◆ INSTRUCTIONS FOR THE TASK: Reproduce the entries below verbatim, from the first line through the line that contains "close-button[interactable]: ✕: [457, 78, 479, 92]", including that line.
--
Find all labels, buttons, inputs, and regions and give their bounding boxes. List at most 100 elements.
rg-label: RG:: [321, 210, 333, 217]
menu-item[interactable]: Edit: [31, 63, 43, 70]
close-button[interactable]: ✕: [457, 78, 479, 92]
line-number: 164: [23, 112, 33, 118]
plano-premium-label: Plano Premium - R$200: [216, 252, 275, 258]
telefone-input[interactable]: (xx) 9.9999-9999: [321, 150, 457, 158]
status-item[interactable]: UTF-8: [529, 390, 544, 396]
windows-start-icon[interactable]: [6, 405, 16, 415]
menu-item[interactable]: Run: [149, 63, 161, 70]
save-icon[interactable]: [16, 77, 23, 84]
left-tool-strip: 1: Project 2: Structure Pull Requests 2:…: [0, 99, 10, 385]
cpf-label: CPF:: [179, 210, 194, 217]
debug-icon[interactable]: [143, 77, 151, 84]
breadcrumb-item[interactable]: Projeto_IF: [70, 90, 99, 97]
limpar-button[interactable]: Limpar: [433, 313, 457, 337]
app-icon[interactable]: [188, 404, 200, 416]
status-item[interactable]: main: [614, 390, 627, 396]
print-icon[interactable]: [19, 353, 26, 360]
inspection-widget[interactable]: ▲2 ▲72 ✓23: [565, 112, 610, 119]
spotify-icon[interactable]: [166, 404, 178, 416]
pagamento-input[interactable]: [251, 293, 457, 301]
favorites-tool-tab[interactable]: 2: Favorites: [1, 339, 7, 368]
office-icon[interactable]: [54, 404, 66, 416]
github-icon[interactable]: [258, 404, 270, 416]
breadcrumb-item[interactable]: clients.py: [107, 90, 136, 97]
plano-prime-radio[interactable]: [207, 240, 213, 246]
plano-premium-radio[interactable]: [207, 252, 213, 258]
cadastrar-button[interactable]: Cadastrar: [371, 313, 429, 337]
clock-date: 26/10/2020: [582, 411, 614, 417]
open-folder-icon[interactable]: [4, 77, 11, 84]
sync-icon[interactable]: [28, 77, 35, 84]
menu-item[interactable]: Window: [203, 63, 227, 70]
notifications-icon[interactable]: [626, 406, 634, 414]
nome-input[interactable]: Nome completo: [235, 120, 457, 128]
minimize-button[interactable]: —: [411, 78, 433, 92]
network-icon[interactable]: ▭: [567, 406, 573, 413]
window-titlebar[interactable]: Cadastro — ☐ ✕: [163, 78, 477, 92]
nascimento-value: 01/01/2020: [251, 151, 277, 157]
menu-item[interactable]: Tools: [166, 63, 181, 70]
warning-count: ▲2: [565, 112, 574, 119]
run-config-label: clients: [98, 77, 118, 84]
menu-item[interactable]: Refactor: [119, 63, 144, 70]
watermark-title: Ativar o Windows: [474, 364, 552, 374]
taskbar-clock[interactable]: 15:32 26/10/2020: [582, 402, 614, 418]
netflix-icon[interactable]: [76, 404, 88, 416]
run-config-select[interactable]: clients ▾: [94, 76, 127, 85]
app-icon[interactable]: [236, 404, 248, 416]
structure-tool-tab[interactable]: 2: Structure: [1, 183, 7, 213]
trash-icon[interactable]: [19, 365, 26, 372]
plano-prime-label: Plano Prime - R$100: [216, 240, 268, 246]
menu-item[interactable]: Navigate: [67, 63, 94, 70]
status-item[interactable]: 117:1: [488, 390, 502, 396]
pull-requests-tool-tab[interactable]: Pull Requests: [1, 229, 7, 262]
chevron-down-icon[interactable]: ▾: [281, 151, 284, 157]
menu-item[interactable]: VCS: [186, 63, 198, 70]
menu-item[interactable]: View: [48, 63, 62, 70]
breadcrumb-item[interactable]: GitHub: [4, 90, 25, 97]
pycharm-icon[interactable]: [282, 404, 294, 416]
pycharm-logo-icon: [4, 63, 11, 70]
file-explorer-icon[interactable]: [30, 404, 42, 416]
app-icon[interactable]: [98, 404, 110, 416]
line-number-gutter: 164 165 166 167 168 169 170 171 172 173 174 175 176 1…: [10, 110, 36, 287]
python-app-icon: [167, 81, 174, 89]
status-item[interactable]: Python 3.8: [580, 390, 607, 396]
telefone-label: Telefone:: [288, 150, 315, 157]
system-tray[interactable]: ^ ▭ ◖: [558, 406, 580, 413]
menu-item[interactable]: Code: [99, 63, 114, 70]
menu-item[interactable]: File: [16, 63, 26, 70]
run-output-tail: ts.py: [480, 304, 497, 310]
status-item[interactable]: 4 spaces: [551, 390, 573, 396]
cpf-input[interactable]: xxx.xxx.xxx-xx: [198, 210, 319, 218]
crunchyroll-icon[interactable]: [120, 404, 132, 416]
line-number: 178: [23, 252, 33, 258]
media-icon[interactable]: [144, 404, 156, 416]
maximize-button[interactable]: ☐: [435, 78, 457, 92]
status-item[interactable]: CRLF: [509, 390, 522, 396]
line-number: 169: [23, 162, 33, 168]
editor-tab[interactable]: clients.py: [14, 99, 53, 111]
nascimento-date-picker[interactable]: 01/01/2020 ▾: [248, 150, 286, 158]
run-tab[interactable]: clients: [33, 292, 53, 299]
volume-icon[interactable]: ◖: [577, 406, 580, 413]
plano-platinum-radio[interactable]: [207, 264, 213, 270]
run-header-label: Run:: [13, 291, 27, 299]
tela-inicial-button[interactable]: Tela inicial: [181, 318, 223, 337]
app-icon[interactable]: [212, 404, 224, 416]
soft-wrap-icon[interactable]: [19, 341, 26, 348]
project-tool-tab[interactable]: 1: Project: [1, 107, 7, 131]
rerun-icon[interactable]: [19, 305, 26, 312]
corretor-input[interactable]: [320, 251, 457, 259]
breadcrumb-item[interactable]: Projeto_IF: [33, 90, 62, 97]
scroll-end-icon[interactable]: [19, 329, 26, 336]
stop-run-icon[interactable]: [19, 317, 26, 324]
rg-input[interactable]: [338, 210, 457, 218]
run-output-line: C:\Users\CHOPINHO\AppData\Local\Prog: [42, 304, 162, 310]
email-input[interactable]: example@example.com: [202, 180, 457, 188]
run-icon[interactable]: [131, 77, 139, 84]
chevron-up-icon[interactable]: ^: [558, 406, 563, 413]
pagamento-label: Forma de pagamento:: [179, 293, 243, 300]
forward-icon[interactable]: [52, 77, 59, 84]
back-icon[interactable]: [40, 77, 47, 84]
--
◆ OUTPUT:
Find all labels, buttons, inputs, and regions and give their bounding boxes. List at most 100 elements.
rg-label: RG:: [321, 210, 333, 217]
menu-item[interactable]: Edit: [31, 63, 43, 70]
close-button[interactable]: ✕: [457, 78, 479, 92]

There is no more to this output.